━━━━━ RECORD SET ━━━━━
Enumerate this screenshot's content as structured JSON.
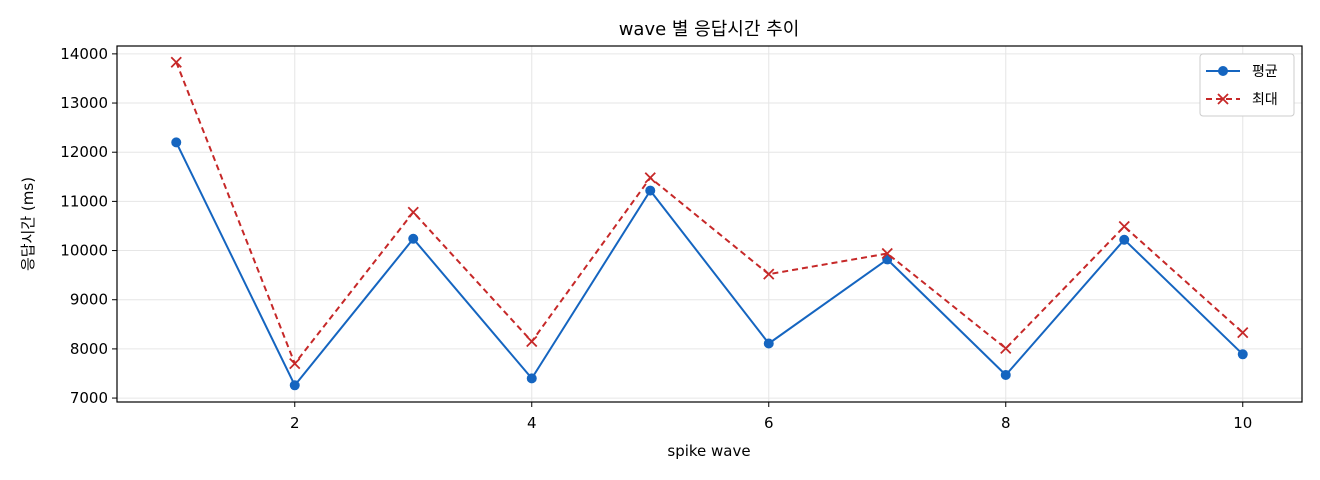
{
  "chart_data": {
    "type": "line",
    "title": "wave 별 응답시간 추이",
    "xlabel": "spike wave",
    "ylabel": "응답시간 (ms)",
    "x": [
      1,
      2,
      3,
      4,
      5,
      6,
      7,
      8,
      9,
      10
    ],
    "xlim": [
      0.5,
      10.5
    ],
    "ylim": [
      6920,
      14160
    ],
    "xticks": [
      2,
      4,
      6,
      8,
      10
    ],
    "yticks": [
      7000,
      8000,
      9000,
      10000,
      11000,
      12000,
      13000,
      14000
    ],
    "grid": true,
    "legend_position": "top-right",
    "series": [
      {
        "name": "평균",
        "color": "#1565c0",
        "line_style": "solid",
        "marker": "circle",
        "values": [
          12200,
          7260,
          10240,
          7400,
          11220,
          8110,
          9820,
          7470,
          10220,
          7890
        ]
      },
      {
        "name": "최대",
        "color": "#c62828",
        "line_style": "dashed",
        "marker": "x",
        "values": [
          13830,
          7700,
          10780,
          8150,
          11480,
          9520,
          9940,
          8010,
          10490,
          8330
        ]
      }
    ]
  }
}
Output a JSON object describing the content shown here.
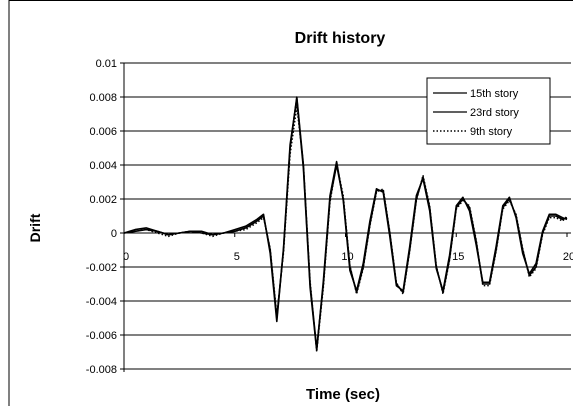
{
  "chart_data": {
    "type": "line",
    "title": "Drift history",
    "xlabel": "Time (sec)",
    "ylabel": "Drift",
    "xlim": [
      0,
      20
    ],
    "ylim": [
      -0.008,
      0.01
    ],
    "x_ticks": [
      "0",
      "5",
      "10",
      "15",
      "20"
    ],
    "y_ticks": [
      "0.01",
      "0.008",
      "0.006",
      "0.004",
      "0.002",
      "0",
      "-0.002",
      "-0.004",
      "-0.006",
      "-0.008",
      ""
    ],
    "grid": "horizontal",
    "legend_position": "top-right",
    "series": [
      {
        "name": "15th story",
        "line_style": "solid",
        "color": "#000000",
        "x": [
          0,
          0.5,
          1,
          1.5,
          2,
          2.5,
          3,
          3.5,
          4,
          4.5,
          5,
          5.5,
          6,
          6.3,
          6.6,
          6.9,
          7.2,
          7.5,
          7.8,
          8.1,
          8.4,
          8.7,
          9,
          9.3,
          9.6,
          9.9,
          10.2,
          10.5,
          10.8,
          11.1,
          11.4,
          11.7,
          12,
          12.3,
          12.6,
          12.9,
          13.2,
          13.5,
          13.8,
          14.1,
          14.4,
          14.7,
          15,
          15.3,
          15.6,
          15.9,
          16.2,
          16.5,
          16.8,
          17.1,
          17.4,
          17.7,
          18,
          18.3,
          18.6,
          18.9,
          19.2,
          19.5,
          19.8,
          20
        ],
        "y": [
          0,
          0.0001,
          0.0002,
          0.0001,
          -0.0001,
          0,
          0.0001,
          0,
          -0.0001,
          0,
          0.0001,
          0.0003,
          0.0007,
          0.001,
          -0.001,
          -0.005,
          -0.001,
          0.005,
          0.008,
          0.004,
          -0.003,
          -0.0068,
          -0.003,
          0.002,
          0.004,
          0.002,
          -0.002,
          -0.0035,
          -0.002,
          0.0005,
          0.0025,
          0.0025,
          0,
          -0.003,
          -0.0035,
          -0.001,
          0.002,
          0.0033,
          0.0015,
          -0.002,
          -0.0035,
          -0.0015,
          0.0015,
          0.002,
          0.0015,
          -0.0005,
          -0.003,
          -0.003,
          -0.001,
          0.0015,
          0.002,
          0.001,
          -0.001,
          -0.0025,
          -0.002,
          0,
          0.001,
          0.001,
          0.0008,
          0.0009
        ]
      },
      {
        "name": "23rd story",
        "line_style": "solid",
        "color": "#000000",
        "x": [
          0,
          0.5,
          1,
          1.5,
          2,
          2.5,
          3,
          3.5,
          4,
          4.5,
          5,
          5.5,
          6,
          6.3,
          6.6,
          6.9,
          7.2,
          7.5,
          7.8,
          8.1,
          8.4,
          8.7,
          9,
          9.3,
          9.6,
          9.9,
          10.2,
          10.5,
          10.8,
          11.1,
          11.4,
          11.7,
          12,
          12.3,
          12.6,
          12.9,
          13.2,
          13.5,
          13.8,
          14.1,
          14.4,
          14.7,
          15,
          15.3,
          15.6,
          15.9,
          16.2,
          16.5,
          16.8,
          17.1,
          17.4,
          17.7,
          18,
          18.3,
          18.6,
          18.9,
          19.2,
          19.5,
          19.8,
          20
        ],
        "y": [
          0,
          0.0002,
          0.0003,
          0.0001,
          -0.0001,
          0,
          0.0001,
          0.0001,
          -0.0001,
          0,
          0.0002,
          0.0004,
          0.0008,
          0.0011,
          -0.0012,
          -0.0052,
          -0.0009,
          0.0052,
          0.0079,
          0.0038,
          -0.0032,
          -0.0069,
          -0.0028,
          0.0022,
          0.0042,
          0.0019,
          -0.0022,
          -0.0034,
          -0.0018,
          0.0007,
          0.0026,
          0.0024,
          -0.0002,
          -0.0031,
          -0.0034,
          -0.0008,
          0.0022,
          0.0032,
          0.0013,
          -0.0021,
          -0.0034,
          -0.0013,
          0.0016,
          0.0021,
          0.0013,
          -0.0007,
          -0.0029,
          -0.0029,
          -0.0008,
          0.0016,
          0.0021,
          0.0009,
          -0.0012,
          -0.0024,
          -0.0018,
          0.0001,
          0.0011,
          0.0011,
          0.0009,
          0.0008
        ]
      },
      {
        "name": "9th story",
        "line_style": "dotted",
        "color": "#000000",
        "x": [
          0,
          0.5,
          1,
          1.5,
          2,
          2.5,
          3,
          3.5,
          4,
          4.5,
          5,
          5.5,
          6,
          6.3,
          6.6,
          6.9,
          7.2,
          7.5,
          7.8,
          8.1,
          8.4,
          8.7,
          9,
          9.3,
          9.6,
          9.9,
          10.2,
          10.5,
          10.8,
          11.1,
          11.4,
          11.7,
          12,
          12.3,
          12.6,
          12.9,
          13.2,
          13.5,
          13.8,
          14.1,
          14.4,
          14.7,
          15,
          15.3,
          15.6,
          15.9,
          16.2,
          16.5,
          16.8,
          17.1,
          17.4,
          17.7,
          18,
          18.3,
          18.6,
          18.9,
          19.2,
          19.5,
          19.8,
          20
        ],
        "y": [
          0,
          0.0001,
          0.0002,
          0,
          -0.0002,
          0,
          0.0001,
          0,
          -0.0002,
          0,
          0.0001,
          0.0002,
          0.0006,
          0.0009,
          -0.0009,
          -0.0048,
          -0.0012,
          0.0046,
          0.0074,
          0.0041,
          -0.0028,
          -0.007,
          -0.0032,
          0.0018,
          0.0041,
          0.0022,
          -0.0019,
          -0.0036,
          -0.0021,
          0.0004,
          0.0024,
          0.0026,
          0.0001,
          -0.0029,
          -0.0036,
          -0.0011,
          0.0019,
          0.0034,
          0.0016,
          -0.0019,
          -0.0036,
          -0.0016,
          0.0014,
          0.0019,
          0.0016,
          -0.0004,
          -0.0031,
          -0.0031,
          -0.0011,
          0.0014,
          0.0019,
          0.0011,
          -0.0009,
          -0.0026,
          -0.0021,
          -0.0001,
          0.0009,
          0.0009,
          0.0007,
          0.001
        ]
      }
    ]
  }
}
━━━━━
(OBJECTIVE)
Transcribe the full listing above exactly as it stands, minus the pictures.

(FULL OUTPUT)
Enumerate this screenshot's content as structured JSON.
{
  "chart_data": {
    "type": "line",
    "title": "wave 별 응답시간 추이",
    "xlabel": "spike wave",
    "ylabel": "응답시간 (ms)",
    "x": [
      1,
      2,
      3,
      4,
      5,
      6,
      7,
      8,
      9,
      10
    ],
    "xlim": [
      0.5,
      10.5
    ],
    "ylim": [
      6920,
      14160
    ],
    "xticks": [
      2,
      4,
      6,
      8,
      10
    ],
    "yticks": [
      7000,
      8000,
      9000,
      10000,
      11000,
      12000,
      13000,
      14000
    ],
    "grid": true,
    "legend_position": "top-right",
    "series": [
      {
        "name": "평균",
        "color": "#1565c0",
        "line_style": "solid",
        "marker": "circle",
        "values": [
          12200,
          7260,
          10240,
          7400,
          11220,
          8110,
          9820,
          7470,
          10220,
          7890
        ]
      },
      {
        "name": "최대",
        "color": "#c62828",
        "line_style": "dashed",
        "marker": "x",
        "values": [
          13830,
          7700,
          10780,
          8150,
          11480,
          9520,
          9940,
          8010,
          10490,
          8330
        ]
      }
    ]
  }
}
Output a JSON object describing the content shown here.
{
  "chart_data": {
    "type": "line",
    "title": "Drift history",
    "xlabel": "Time (sec)",
    "ylabel": "Drift",
    "xlim": [
      0,
      20
    ],
    "ylim": [
      -0.008,
      0.01
    ],
    "x_ticks": [
      "0",
      "5",
      "10",
      "15",
      "20"
    ],
    "y_ticks": [
      "0.01",
      "0.008",
      "0.006",
      "0.004",
      "0.002",
      "0",
      "-0.002",
      "-0.004",
      "-0.006",
      "-0.008",
      ""
    ],
    "grid": "horizontal",
    "legend_position": "top-right",
    "series": [
      {
        "name": "15th story",
        "line_style": "solid",
        "color": "#000000",
        "x": [
          0,
          0.5,
          1,
          1.5,
          2,
          2.5,
          3,
          3.5,
          4,
          4.5,
          5,
          5.5,
          6,
          6.3,
          6.6,
          6.9,
          7.2,
          7.5,
          7.8,
          8.1,
          8.4,
          8.7,
          9,
          9.3,
          9.6,
          9.9,
          10.2,
          10.5,
          10.8,
          11.1,
          11.4,
          11.7,
          12,
          12.3,
          12.6,
          12.9,
          13.2,
          13.5,
          13.8,
          14.1,
          14.4,
          14.7,
          15,
          15.3,
          15.6,
          15.9,
          16.2,
          16.5,
          16.8,
          17.1,
          17.4,
          17.7,
          18,
          18.3,
          18.6,
          18.9,
          19.2,
          19.5,
          19.8,
          20
        ],
        "y": [
          0,
          0.0001,
          0.0002,
          0.0001,
          -0.0001,
          0,
          0.0001,
          0,
          -0.0001,
          0,
          0.0001,
          0.0003,
          0.0007,
          0.001,
          -0.001,
          -0.005,
          -0.001,
          0.005,
          0.008,
          0.004,
          -0.003,
          -0.0068,
          -0.003,
          0.002,
          0.004,
          0.002,
          -0.002,
          -0.0035,
          -0.002,
          0.0005,
          0.0025,
          0.0025,
          0,
          -0.003,
          -0.0035,
          -0.001,
          0.002,
          0.0033,
          0.0015,
          -0.002,
          -0.0035,
          -0.0015,
          0.0015,
          0.002,
          0.0015,
          -0.0005,
          -0.003,
          -0.003,
          -0.001,
          0.0015,
          0.002,
          0.001,
          -0.001,
          -0.0025,
          -0.002,
          0,
          0.001,
          0.001,
          0.0008,
          0.0009
        ]
      },
      {
        "name": "23rd story",
        "line_style": "solid",
        "color": "#000000",
        "x": [
          0,
          0.5,
          1,
          1.5,
          2,
          2.5,
          3,
          3.5,
          4,
          4.5,
          5,
          5.5,
          6,
          6.3,
          6.6,
          6.9,
          7.2,
          7.5,
          7.8,
          8.1,
          8.4,
          8.7,
          9,
          9.3,
          9.6,
          9.9,
          10.2,
          10.5,
          10.8,
          11.1,
          11.4,
          11.7,
          12,
          12.3,
          12.6,
          12.9,
          13.2,
          13.5,
          13.8,
          14.1,
          14.4,
          14.7,
          15,
          15.3,
          15.6,
          15.9,
          16.2,
          16.5,
          16.8,
          17.1,
          17.4,
          17.7,
          18,
          18.3,
          18.6,
          18.9,
          19.2,
          19.5,
          19.8,
          20
        ],
        "y": [
          0,
          0.0002,
          0.0003,
          0.0001,
          -0.0001,
          0,
          0.0001,
          0.0001,
          -0.0001,
          0,
          0.0002,
          0.0004,
          0.0008,
          0.0011,
          -0.0012,
          -0.0052,
          -0.0009,
          0.0052,
          0.0079,
          0.0038,
          -0.0032,
          -0.0069,
          -0.0028,
          0.0022,
          0.0042,
          0.0019,
          -0.0022,
          -0.0034,
          -0.0018,
          0.0007,
          0.0026,
          0.0024,
          -0.0002,
          -0.0031,
          -0.0034,
          -0.0008,
          0.0022,
          0.0032,
          0.0013,
          -0.0021,
          -0.0034,
          -0.0013,
          0.0016,
          0.0021,
          0.0013,
          -0.0007,
          -0.0029,
          -0.0029,
          -0.0008,
          0.0016,
          0.0021,
          0.0009,
          -0.0012,
          -0.0024,
          -0.0018,
          0.0001,
          0.0011,
          0.0011,
          0.0009,
          0.0008
        ]
      },
      {
        "name": "9th story",
        "line_style": "dotted",
        "color": "#000000",
        "x": [
          0,
          0.5,
          1,
          1.5,
          2,
          2.5,
          3,
          3.5,
          4,
          4.5,
          5,
          5.5,
          6,
          6.3,
          6.6,
          6.9,
          7.2,
          7.5,
          7.8,
          8.1,
          8.4,
          8.7,
          9,
          9.3,
          9.6,
          9.9,
          10.2,
          10.5,
          10.8,
          11.1,
          11.4,
          11.7,
          12,
          12.3,
          12.6,
          12.9,
          13.2,
          13.5,
          13.8,
          14.1,
          14.4,
          14.7,
          15,
          15.3,
          15.6,
          15.9,
          16.2,
          16.5,
          16.8,
          17.1,
          17.4,
          17.7,
          18,
          18.3,
          18.6,
          18.9,
          19.2,
          19.5,
          19.8,
          20
        ],
        "y": [
          0,
          0.0001,
          0.0002,
          0,
          -0.0002,
          0,
          0.0001,
          0,
          -0.0002,
          0,
          0.0001,
          0.0002,
          0.0006,
          0.0009,
          -0.0009,
          -0.0048,
          -0.0012,
          0.0046,
          0.0074,
          0.0041,
          -0.0028,
          -0.007,
          -0.0032,
          0.0018,
          0.0041,
          0.0022,
          -0.0019,
          -0.0036,
          -0.0021,
          0.0004,
          0.0024,
          0.0026,
          0.0001,
          -0.0029,
          -0.0036,
          -0.0011,
          0.0019,
          0.0034,
          0.0016,
          -0.0019,
          -0.0036,
          -0.0016,
          0.0014,
          0.0019,
          0.0016,
          -0.0004,
          -0.0031,
          -0.0031,
          -0.0011,
          0.0014,
          0.0019,
          0.0011,
          -0.0009,
          -0.0026,
          -0.0021,
          -0.0001,
          0.0009,
          0.0009,
          0.0007,
          0.001
        ]
      }
    ]
  }
}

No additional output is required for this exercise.